# Problem details
Write out each record again exactly as it stands.

— BEGIN Dataset entries —

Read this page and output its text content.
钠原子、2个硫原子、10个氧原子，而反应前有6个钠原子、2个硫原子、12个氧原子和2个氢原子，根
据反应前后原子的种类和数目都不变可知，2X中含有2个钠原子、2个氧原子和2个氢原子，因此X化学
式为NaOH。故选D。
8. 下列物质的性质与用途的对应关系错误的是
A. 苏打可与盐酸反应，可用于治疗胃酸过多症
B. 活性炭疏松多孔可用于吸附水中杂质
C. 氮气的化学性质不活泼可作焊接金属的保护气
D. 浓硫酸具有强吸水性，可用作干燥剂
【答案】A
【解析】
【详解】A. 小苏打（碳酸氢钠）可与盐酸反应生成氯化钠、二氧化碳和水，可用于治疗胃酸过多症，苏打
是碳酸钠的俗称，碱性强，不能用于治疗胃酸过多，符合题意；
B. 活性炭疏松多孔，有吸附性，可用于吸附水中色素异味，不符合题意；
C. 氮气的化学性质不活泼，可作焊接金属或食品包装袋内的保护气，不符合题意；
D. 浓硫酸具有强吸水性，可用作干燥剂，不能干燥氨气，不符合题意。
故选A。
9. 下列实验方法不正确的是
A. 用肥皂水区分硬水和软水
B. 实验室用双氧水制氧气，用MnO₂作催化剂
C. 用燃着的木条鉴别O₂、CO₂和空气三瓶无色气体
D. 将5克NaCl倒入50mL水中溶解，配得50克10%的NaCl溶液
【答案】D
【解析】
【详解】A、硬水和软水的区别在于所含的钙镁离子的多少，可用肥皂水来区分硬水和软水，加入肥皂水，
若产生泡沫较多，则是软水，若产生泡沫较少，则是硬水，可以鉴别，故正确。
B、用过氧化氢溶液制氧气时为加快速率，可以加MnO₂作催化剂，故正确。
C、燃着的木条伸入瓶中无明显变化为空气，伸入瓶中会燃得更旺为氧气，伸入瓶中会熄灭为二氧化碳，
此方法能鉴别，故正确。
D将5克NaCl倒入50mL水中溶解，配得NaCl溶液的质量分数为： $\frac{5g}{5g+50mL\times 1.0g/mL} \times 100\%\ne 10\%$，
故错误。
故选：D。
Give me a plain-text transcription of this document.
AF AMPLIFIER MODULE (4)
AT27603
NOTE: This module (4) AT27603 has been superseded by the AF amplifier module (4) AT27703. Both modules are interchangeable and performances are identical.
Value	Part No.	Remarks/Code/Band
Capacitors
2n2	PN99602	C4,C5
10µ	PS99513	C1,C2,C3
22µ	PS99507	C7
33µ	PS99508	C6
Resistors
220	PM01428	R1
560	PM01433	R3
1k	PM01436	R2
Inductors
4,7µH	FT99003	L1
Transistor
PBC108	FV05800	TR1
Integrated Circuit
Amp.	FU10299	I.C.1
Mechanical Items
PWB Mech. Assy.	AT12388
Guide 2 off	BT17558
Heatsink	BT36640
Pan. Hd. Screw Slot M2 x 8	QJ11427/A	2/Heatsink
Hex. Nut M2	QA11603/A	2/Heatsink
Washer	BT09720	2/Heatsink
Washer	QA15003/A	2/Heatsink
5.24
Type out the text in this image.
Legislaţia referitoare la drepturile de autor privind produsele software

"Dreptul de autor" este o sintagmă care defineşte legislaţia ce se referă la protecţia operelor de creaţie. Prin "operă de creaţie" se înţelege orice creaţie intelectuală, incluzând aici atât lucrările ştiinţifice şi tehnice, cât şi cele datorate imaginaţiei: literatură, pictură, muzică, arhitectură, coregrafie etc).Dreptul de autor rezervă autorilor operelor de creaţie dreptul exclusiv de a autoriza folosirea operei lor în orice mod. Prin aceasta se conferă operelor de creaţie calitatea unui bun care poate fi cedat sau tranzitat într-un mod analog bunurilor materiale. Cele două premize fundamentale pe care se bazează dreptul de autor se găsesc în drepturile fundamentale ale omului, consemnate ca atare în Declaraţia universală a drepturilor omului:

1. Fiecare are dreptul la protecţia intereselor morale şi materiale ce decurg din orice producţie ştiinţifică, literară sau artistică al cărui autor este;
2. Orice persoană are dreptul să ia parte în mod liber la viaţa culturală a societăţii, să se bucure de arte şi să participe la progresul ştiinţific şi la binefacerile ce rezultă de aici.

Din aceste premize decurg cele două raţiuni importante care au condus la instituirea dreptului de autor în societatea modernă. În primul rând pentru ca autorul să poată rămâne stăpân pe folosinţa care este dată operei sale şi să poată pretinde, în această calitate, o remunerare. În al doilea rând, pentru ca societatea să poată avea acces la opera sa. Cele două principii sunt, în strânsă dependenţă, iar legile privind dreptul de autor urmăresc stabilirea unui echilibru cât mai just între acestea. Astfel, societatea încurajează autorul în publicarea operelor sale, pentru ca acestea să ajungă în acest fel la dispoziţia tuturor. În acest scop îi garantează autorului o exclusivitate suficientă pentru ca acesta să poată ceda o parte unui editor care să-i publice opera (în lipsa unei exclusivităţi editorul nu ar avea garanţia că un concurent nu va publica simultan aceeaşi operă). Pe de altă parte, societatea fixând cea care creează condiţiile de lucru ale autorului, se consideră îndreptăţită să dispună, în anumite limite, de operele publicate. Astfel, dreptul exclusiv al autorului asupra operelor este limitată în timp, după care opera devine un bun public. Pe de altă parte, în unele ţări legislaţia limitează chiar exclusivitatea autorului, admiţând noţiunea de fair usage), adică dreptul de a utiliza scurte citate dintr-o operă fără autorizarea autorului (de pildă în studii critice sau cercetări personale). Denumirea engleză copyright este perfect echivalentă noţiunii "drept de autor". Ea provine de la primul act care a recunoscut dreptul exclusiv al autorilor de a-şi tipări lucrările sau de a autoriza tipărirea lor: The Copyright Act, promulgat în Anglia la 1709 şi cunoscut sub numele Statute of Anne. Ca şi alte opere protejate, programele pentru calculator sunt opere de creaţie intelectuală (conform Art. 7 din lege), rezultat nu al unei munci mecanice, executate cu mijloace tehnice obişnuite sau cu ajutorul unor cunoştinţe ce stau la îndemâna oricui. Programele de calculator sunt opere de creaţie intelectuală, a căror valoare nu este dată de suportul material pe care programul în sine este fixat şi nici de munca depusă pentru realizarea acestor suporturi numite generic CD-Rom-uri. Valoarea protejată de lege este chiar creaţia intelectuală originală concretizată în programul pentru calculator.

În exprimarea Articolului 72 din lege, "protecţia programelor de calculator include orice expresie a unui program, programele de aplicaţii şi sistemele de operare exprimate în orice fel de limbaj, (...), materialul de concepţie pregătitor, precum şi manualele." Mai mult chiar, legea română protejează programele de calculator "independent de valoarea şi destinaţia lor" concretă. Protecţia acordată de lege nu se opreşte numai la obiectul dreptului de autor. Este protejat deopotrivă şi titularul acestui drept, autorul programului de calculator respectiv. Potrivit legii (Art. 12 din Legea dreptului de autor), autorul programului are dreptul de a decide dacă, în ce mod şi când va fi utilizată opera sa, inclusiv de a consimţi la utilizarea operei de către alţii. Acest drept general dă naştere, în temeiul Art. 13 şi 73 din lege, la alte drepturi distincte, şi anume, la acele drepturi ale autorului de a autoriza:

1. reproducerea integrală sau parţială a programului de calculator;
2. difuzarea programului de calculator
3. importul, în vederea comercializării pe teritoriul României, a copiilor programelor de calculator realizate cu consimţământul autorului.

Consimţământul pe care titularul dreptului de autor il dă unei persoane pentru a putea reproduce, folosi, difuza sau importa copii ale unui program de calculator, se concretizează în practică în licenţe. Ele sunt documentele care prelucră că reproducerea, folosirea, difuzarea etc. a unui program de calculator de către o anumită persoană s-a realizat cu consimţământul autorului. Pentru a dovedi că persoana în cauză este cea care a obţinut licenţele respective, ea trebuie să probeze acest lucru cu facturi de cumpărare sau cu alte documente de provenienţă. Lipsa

— END Dataset entries —

# Answer to this task
Read this page and output its text content.
钠原子、2个硫原子、10个氧原子，而反应前有6个钠原子、2个硫原子、12个氧原子和2个氢原子，根
据反应前后原子的种类和数目都不变可知，2X中含有2个钠原子、2个氧原子和2个氢原子，因此X化学
式为NaOH。故选D。
8. 下列物质的性质与用途的对应关系错误的是
A. 苏打可与盐酸反应，可用于治疗胃酸过多症
B. 活性炭疏松多孔可用于吸附水中杂质
C. 氮气的化学性质不活泼可作焊接金属的保护气
D. 浓硫酸具有强吸水性，可用作干燥剂
【答案】A
【解析】
【详解】A. 小苏打（碳酸氢钠）可与盐酸反应生成氯化钠、二氧化碳和水，可用于治疗胃酸过多症，苏打
是碳酸钠的俗称，碱性强，不能用于治疗胃酸过多，符合题意；
B. 活性炭疏松多孔，有吸附性，可用于吸附水中色素异味，不符合题意；
C. 氮气的化学性质不活泼，可作焊接金属或食品包装袋内的保护气，不符合题意；
D. 浓硫酸具有强吸水性，可用作干燥剂，不能干燥氨气，不符合题意。
故选A。
9. 下列实验方法不正确的是
A. 用肥皂水区分硬水和软水
B. 实验室用双氧水制氧气，用MnO₂作催化剂
C. 用燃着的木条鉴别O₂、CO₂和空气三瓶无色气体
D. 将5克NaCl倒入50mL水中溶解，配得50克10%的NaCl溶液
【答案】D
【解析】
【详解】A、硬水和软水的区别在于所含的钙镁离子的多少，可用肥皂水来区分硬水和软水，加入肥皂水，
若产生泡沫较多，则是软水，若产生泡沫较少，则是硬水，可以鉴别，故正确。
B、用过氧化氢溶液制氧气时为加快速率，可以加MnO₂作催化剂，故正确。
C、燃着的木条伸入瓶中无明显变化为空气，伸入瓶中会燃得更旺为氧气，伸入瓶中会熄灭为二氧化碳，
此方法能鉴别，故正确。
D将5克NaCl倒入50mL水中溶解，配得NaCl溶液的质量分数为： $\frac{5g}{5g+50mL\times 1.0g/mL} \times 100\%\ne 10\%$，
故错误。
故选：D。
Give me a plain-text transcription of this document.
AF AMPLIFIER MODULE (4)
AT27603
NOTE: This module (4) AT27603 has been superseded by the AF amplifier module (4) AT27703. Both modules are interchangeable and performances are identical.
Value	Part No.	Remarks/Code/Band
Capacitors
2n2	PN99602	C4,C5
10µ	PS99513	C1,C2,C3
22µ	PS99507	C7
33µ	PS99508	C6
Resistors
220	PM01428	R1
560	PM01433	R3
1k	PM01436	R2
Inductors
4,7µH	FT99003	L1
Transistor
PBC108	FV05800	TR1
Integrated Circuit
Amp.	FU10299	I.C.1
Mechanical Items
PWB Mech. Assy.	AT12388
Guide 2 off	BT17558
Heatsink	BT36640
Pan. Hd. Screw Slot M2 x 8	QJ11427/A	2/Heatsink
Hex. Nut M2	QA11603/A	2/Heatsink
Washer	BT09720	2/Heatsink
Washer	QA15003/A	2/Heatsink
5.24
Type out the text in this image.
Legislaţia referitoare la drepturile de autor privind produsele software

"Dreptul de autor" este o sintagmă care defineşte legislaţia ce se referă la protecţia operelor de creaţie. Prin "operă de creaţie" se înţelege orice creaţie intelectuală, incluzând aici atât lucrările ştiinţifice şi tehnice, cât şi cele datorate imaginaţiei: literatură, pictură, muzică, arhitectură, coregrafie etc).Dreptul de autor rezervă autorilor operelor de creaţie dreptul exclusiv de a autoriza folosirea operei lor în orice mod. Prin aceasta se conferă operelor de creaţie calitatea unui bun care poate fi cedat sau tranzitat într-un mod analog bunurilor materiale. Cele două premize fundamentale pe care se bazează dreptul de autor se găsesc în drepturile fundamentale ale omului, consemnate ca atare în Declaraţia universală a drepturilor omului:

1. Fiecare are dreptul la protecţia intereselor morale şi materiale ce decurg din orice producţie ştiinţifică, literară sau artistică al cărui autor este;
2. Orice persoană are dreptul să ia parte în mod liber la viaţa culturală a societăţii, să se bucure de arte şi să participe la progresul ştiinţific şi la binefacerile ce rezultă de aici.

Din aceste premize decurg cele două raţiuni importante care au condus la instituirea dreptului de autor în societatea modernă. În primul rând pentru ca autorul să poată rămâne stăpân pe folosinţa care este dată operei sale şi să poată pretinde, în această calitate, o remunerare. În al doilea rând, pentru ca societatea să poată avea acces la opera sa. Cele două principii sunt, în strânsă dependenţă, iar legile privind dreptul de autor urmăresc stabilirea unui echilibru cât mai just între acestea. Astfel, societatea încurajează autorul în publicarea operelor sale, pentru ca acestea să ajungă în acest fel la dispoziţia tuturor. În acest scop îi garantează autorului o exclusivitate suficientă pentru ca acesta să poată ceda o parte unui editor care să-i publice opera (în lipsa unei exclusivităţi editorul nu ar avea garanţia că un concurent nu va publica simultan aceeaşi operă). Pe de altă parte, societatea fixând cea care creează condiţiile de lucru ale autorului, se consideră îndreptăţită să dispună, în anumite limite, de operele publicate. Astfel, dreptul exclusiv al autorului asupra operelor este limitată în timp, după care opera devine un bun public. Pe de altă parte, în unele ţări legislaţia limitează chiar exclusivitatea autorului, admiţând noţiunea de fair usage), adică dreptul de a utiliza scurte citate dintr-o operă fără autorizarea autorului (de pildă în studii critice sau cercetări personale). Denumirea engleză copyright este perfect echivalentă noţiunii "drept de autor". Ea provine de la primul act care a recunoscut dreptul exclusiv al autorilor de a-şi tipări lucrările sau de a autoriza tipărirea lor: The Copyright Act, promulgat în Anglia la 1709 şi cunoscut sub numele Statute of Anne. Ca şi alte opere protejate, programele pentru calculator sunt opere de creaţie intelectuală (conform Art. 7 din lege), rezultat nu al unei munci mecanice, executate cu mijloace tehnice obişnuite sau cu ajutorul unor cunoştinţe ce stau la îndemâna oricui. Programele de calculator sunt opere de creaţie intelectuală, a căror valoare nu este dată de suportul material pe care programul în sine este fixat şi nici de munca depusă pentru realizarea acestor suporturi numite generic CD-Rom-uri. Valoarea protejată de lege este chiar creaţia intelectuală originală concretizată în programul pentru calculator.

În exprimarea Articolului 72 din lege, "protecţia programelor de calculator include orice expresie a unui program, programele de aplicaţii şi sistemele de operare exprimate în orice fel de limbaj, (...), materialul de concepţie pregătitor, precum şi manualele." Mai mult chiar, legea română protejează programele de calculator "independent de valoarea şi destinaţia lor" concretă. Protecţia acordată de lege nu se opreşte numai la obiectul dreptului de autor. Este protejat deopotrivă şi titularul acestui drept, autorul programului de calculator respectiv. Potrivit legii (Art. 12 din Legea dreptului de autor), autorul programului are dreptul de a decide dacă, în ce mod şi când va fi utilizată opera sa, inclusiv de a consimţi la utilizarea operei de către alţii. Acest drept general dă naştere, în temeiul Art. 13 şi 73 din lege, la alte drepturi distincte, şi anume, la acele drepturi ale autorului de a autoriza:

1. reproducerea integrală sau parţială a programului de calculator;
2. difuzarea programului de calculator
3. importul, în vederea comercializării pe teritoriul României, a copiilor programelor de calculator realizate cu consimţământul autorului.

Consimţământul pe care titularul dreptului de autor il dă unei persoane pentru a putea reproduce, folosi, difuza sau importa copii ale unui program de calculator, se concretizează în practică în licenţe. Ele sunt documentele care prelucră că reproducerea, folosirea, difuzarea etc. a unui program de calculator de către o anumită persoană s-a realizat cu consimţământul autorului. Pentru a dovedi că persoana în cauză este cea care a obţinut licenţele respective, ea trebuie să probeze acest lucru cu facturi de cumpărare sau cu alte documente de provenienţă. Lipsa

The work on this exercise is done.